• **Task directions**
Can all of these lines be returned exactly?

** begin Given entries **

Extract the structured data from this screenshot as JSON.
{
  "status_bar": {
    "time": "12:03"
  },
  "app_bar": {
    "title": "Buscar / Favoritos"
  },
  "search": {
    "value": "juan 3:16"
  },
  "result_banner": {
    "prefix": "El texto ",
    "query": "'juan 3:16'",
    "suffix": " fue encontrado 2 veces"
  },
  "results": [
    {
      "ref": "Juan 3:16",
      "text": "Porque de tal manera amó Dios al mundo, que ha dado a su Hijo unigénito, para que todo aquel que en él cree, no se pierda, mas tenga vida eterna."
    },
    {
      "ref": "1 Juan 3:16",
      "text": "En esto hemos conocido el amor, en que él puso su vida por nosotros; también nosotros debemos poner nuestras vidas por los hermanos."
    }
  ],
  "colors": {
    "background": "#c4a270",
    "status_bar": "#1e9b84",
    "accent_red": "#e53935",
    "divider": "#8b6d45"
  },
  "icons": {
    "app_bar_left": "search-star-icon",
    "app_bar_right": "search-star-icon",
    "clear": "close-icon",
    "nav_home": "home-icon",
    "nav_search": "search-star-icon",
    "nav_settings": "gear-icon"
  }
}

** end Given entries **

• **Exercise answer**
Extract the structured data from this screenshot as JSON.
{
  "status_bar": {
    "time": "12:03"
  },
  "app_bar": {
    "title": "Buscar / Favoritos"
  },
  "search": {
    "value": "juan 3:16"
  },
  "result_banner": {
    "prefix": "El texto ",
    "query": "'juan 3:16'",
    "suffix": " fue encontrado 2 veces"
  },
  "results": [
    {
      "ref": "Juan 3:16",
      "text": "Porque de tal manera amó Dios al mundo, que ha dado a su Hijo unigénito, para que todo aquel que en él cree, no se pierda, mas tenga vida eterna."
    },
    {
      "ref": "1 Juan 3:16",
      "text": "En esto hemos conocido el amor, en que él puso su vida por nosotros; también nosotros debemos poner nuestras vidas por los hermanos."
    }
  ],
  "colors": {
    "background": "#c4a270",
    "status_bar": "#1e9b84",
    "accent_red": "#e53935",
    "divider": "#8b6d45"
  },
  "icons": {
    "app_bar_left": "search-star-icon",
    "app_bar_right": "search-star-icon",
    "clear": "close-icon",
    "nav_home": "home-icon",
    "nav_search": "search-star-icon",
    "nav_settings": "gear-icon"
  }
}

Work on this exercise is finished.